● **ТЕКСТ ЗАДАНИЯ A**
Представьте в виде списка JSON из строк фрагмент записей ниже, который открывается строкой, содержащей «Patent image size: (1046, 1369).», и закрывается строкой, содержащей «The cores 163 is at (386, 480).», включая обе эти строки. Каждой строке фрагмента должна соответствовать одна строка списка, пустые строки следует опустить.

● **ФРАГМЕНТ ТЕКСТА**
————————

С идеей месторасположения себя в животе пришлось расстаться после двух
трех-аппендицитов в семье и в соседских семьях.
Всю долгую и непростительно затянувшуюся юность, которая, минуя молодость и
зрелость, скатилась в преждевременную и безвременную старость, я искал себя в
себе, действуя по сути паталого-анатомически: мое я оказывалось то в сердце, то
в глазах, то в мозгу, то в недрах члена, то растворенным в крови: все остальное
имело алиби непричастности ко мне – с волосами, ногтями, соплями, руками-ногами
и прочими отдельностями я готов был расстаться, с разной степенью сожаления,
разумеется. Я, например, очень рано, быть может, слишком рано, понял, что не я,
но мой возмущенный стыд поднимает при виде собственной или чужой наготы мое
естество и потому, чем больше опыта возмущения стыда, тем менее реагирует этот
стыд, стирается и ветшает от долгого злоупотребления.
Но если моя плоть – не я, то, может, душа моя – мое я?
Увы... она покинет меня, когда я умру, а со мной и мое я умрет и погаснет. А
душа моя, легкокрылый и иконизированный, совершенный образ меня, трехлетнего,
вознесется, ликуя, что отмучилась и отстрадалась в тисках и грехах своих хождений по мукам моей жизни, и
сольется с Духом, и забудет меня в райском и вечном блаженстве.
Годам к двадцати, наконец, я окончательно состарился, потому что
созрел для ощущения, что меня нет, врядли был и, скорей всего, уже никогда не
буду.

————————

● **ИСХОДНЫЕ ЗАПИСИ**
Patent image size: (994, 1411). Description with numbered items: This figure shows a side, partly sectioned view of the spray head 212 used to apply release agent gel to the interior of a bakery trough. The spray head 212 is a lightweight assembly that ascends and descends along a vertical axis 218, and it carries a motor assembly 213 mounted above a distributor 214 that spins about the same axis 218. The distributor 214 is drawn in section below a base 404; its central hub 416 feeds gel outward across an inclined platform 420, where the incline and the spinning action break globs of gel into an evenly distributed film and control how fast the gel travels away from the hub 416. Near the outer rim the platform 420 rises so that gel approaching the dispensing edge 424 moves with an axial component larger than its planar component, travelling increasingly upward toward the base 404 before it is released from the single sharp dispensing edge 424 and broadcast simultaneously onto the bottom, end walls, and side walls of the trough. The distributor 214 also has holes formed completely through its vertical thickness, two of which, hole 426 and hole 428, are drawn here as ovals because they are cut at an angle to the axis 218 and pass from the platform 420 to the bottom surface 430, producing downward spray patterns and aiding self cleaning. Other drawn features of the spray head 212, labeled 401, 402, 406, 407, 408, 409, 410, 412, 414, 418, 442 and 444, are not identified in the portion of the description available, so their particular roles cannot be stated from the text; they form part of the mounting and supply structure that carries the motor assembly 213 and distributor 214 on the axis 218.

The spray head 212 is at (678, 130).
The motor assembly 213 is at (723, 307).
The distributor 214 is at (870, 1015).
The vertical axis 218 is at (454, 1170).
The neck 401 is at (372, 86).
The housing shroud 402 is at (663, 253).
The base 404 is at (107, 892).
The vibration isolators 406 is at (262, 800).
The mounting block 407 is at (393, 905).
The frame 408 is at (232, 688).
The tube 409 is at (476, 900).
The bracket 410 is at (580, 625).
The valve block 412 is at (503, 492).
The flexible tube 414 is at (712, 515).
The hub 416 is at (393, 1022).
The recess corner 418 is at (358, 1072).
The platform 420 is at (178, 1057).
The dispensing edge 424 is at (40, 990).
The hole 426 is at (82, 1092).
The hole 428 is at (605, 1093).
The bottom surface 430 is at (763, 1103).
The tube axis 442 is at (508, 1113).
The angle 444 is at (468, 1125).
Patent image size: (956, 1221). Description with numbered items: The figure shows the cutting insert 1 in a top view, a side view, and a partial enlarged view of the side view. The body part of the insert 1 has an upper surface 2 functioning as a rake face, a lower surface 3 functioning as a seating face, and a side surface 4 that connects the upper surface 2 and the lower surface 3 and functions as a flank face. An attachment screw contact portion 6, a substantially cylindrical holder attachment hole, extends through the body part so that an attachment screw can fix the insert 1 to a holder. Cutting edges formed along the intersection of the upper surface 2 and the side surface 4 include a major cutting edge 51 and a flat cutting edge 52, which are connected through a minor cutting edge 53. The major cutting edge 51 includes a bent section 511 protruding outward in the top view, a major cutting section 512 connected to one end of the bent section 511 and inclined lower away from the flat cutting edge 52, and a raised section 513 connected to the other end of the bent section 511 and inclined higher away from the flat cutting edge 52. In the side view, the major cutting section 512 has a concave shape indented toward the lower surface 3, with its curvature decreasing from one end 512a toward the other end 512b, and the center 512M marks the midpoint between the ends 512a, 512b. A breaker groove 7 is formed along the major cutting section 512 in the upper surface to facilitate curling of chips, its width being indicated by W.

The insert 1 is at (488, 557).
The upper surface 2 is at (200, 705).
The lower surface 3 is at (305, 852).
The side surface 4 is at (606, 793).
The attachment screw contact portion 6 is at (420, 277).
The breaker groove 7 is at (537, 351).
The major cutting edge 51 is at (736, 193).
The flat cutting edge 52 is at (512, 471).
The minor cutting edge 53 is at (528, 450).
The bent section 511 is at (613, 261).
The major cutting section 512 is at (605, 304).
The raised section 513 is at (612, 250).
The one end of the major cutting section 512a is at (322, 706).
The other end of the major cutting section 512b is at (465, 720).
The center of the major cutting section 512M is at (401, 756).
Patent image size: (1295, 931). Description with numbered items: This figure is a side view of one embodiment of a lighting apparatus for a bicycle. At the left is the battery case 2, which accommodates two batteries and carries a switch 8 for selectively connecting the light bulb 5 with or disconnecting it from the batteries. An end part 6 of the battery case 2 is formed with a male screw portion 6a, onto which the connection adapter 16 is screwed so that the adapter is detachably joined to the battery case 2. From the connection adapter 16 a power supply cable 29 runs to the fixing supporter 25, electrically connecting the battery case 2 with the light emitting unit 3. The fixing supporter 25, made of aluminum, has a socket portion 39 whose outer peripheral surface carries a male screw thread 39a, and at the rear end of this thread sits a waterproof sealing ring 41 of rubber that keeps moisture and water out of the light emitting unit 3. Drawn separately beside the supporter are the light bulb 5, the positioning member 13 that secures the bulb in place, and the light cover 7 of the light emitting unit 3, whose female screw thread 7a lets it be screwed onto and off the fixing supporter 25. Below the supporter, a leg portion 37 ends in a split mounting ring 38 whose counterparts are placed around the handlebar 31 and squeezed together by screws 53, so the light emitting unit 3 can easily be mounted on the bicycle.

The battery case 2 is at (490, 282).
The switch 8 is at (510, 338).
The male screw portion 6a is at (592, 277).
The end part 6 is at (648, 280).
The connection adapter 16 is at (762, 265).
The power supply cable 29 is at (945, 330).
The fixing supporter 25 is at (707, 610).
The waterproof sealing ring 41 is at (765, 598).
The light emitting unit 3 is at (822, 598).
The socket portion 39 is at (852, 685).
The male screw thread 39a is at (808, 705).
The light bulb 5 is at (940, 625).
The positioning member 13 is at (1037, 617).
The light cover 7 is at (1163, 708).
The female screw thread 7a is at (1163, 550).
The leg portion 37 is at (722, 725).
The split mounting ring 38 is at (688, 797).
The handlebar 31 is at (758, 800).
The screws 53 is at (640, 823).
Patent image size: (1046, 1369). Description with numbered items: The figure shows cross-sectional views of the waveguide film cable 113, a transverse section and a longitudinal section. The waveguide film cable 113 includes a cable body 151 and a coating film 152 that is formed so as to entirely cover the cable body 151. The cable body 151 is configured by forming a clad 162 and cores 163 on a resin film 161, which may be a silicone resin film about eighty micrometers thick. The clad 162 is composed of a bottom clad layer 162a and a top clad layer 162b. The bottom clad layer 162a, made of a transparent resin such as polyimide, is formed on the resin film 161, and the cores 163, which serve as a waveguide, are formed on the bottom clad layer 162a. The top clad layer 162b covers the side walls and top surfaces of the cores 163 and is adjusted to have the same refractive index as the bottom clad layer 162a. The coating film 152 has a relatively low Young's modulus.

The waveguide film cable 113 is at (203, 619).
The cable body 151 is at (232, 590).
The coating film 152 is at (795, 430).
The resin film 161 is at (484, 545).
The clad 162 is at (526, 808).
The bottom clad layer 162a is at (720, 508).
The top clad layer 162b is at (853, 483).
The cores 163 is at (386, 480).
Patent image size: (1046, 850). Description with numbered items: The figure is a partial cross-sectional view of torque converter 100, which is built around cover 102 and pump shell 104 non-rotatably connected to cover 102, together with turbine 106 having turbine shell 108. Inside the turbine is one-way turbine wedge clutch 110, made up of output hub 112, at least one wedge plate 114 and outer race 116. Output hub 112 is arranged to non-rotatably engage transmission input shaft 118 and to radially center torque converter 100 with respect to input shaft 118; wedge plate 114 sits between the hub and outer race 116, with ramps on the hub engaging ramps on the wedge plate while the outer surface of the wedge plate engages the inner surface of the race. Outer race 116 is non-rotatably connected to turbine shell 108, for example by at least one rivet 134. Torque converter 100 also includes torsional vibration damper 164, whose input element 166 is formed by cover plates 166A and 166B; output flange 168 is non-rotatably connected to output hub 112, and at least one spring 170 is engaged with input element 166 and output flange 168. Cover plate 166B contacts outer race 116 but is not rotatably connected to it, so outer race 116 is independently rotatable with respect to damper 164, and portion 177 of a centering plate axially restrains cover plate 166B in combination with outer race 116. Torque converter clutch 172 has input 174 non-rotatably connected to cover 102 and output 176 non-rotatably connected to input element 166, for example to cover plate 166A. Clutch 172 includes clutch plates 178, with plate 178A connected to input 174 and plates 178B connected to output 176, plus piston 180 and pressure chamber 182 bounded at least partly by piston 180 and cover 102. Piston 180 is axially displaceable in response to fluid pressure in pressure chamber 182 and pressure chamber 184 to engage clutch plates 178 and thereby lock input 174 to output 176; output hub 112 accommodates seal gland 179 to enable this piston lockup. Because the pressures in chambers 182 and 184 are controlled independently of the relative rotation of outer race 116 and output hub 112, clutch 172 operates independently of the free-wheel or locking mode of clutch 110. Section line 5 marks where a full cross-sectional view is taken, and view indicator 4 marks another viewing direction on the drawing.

————————

● **ТЕКСТ ЗАДАНИЯ B**
Продолжите приведенное выше рассуждение о поисках собственного «я», начиная сразу после его последней фразы.

● **ИТОГОВЫЙ ОТВЕТ A**
[
  "Patent image size: (1046, 1369). Description with numbered items: The figure shows cross-sectional views of the waveguide film cable 113, a transverse section and a longitudinal section. The waveguide film cable 113 includes a cable body 151 and a coating film 152 that is formed so as to entirely cover the cable body 151. The cable body 151 is configured by forming a clad 162 and cores 163 on a resin film 161, which may be a silicone resin film about eighty micrometers thick. The clad 162 is composed of a bottom clad layer 162a and a top clad layer 162b. The bottom clad layer 162a, made of a transparent resin such as polyimide, is formed on the resin film 161, and the cores 163, which serve as a waveguide, are formed on the bottom clad layer 162a. The top clad layer 162b covers the side walls and top surfaces of the cores 163 and is adjusted to have the same refractive index as the bottom clad layer 162a. The coating film 152 has a relatively low Young's modulus.",
  "The waveguide film cable 113 is at (203, 619).",
  "The cable body 151 is at (232, 590).",
  "The coating film 152 is at (795, 430).",
  "The resin film 161 is at (484, 545).",
  "The clad 162 is at (526, 808).",
  "The bottom clad layer 162a is at (720, 508).",
  "The top clad layer 162b is at (853, 483).",
  "The cores 163 is at (386, 480)."
]

● **ИТОГОВЫЙ ОТВЕТ B**
И тогда я стал
вглядываться в зеркало как «объективное» отражение меня и моего я – и с ужасом
обнаружил чудовищный обман этого
блестящего мерзавца: мне плохо, мне невыносимо плохо, хоть плачь, хоть вешайся,
а оно: «ну, морду отъел, а вот тут надо пробрить, и стричься пора, и, ваще, в
твоем возрасте не страдать надо, а на кладбище, так, тихо, спокойненько, под
простынкой!» Я целую ее, задыхаясь от головокружительного
счастья, целую, испивая нектар любви до небытия и забывания мира, а оно ехидно,
из-за ее мраморного плеча: «а плешь все равно не прикроешь, и очки не снимай, у
тебя ж без них один бандитизм на морде,
и, ваще, пора тебе, брат, на кладбище, так, тихо, спокойненько, под
простынкой!» Но я-то знаю, и мое я
тоже знает: нет, не пора! И мне не надо всяких железяк, приседаний и пробежек,
чтобы неистово любить жизнь и жить ею!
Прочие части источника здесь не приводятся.